_PROMPT_
For each line that holds "cover", copy the line out.

------------------------------------------------------------------------

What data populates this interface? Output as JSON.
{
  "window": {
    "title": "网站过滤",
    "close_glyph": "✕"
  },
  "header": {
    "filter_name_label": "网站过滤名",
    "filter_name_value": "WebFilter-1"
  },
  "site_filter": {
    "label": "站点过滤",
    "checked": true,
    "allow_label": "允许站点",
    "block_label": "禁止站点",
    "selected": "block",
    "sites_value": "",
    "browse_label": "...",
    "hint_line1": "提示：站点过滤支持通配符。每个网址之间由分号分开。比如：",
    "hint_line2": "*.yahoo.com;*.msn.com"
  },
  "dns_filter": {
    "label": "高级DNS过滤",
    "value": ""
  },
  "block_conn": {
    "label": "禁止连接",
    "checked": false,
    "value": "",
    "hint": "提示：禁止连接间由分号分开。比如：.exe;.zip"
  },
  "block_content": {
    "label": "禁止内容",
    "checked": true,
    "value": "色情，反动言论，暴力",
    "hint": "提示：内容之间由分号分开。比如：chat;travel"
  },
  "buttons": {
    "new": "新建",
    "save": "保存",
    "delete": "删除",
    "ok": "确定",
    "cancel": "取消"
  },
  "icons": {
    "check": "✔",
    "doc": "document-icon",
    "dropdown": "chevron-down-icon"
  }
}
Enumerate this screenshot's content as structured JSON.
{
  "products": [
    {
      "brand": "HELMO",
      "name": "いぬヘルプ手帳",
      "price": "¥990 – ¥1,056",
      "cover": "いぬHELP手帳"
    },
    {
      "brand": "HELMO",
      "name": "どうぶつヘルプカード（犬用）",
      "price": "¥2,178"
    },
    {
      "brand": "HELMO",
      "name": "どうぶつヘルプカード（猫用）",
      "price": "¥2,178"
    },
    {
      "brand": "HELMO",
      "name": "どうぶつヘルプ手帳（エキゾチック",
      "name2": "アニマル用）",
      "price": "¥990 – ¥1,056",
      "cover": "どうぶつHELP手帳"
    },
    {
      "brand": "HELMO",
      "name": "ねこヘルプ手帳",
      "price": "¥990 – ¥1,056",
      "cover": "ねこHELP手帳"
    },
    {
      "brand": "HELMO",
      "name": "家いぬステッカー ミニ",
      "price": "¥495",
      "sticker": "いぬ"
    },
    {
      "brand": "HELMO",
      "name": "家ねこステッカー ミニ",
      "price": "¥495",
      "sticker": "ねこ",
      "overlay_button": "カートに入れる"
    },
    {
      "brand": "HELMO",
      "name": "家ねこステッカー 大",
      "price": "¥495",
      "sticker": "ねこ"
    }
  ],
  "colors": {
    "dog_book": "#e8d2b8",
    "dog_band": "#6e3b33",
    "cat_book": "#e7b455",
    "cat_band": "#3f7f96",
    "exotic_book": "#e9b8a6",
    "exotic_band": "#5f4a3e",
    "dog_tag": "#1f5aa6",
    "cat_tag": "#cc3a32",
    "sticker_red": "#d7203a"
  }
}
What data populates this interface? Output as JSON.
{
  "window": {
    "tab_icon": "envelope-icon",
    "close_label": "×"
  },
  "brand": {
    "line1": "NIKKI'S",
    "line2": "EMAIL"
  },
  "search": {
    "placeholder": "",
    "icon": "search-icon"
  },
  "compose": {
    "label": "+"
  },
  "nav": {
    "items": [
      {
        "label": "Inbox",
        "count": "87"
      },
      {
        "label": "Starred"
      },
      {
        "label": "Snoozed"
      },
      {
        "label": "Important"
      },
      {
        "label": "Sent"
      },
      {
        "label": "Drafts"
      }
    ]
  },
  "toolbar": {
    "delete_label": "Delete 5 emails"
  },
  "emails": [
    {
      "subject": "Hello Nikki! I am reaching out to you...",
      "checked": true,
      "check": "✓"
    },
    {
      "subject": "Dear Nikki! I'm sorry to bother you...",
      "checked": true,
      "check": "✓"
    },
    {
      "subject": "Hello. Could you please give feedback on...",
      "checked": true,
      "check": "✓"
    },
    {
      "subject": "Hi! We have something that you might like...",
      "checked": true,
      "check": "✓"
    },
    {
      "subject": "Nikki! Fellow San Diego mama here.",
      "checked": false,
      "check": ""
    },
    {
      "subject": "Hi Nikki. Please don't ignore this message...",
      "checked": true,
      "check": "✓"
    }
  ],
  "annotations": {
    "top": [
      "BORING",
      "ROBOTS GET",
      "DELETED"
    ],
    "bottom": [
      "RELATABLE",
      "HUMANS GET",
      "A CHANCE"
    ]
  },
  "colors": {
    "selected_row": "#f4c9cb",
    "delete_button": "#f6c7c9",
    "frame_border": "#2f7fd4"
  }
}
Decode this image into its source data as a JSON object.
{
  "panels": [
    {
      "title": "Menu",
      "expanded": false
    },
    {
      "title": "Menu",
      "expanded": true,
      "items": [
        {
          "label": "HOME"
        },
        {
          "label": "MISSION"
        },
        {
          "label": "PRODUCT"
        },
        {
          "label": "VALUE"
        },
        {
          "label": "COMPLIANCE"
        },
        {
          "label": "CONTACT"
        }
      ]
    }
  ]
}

------------------------------------------------------------------------

_FULL RESPONSE_
      "cover": "いぬHELP手帳"
      "cover": "どうぶつHELP手帳"
      "cover": "ねこHELP手帳"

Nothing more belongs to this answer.